Go through the records and extract every line with the word "geht".
======== Extracted entries ========
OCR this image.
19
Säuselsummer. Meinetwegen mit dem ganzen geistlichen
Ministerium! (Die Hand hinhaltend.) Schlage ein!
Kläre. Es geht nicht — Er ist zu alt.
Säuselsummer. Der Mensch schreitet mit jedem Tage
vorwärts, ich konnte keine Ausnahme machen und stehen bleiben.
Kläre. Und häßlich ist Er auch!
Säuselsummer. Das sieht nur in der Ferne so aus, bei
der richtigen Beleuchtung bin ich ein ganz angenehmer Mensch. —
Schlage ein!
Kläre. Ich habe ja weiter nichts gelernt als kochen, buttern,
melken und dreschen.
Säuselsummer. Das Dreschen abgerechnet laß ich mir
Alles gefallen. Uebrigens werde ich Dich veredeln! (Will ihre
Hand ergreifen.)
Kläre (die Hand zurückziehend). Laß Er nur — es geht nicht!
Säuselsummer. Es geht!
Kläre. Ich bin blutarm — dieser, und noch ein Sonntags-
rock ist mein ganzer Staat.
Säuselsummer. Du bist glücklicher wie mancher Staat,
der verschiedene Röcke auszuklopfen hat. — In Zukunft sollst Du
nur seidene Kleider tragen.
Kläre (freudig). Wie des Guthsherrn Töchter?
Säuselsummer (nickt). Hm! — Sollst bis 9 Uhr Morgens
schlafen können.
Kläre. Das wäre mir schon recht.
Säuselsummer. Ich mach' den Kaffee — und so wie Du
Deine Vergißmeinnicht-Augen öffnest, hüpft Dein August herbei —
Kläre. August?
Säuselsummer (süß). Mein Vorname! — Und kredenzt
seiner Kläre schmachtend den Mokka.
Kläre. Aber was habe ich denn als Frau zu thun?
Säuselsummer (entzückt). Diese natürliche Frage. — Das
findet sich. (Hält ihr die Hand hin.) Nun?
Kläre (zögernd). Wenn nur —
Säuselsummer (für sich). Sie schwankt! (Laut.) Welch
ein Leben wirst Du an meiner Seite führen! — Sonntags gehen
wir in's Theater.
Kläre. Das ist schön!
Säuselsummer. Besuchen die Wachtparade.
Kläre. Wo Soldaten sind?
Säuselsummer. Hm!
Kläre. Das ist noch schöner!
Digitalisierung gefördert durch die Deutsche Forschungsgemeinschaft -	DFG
========
= Finished task =
Kläre. Es geht nicht — Er ist zu alt.
Kläre (die Hand zurückziehend). Laß Er nur — es geht nicht!
Säuselsummer. Es geht!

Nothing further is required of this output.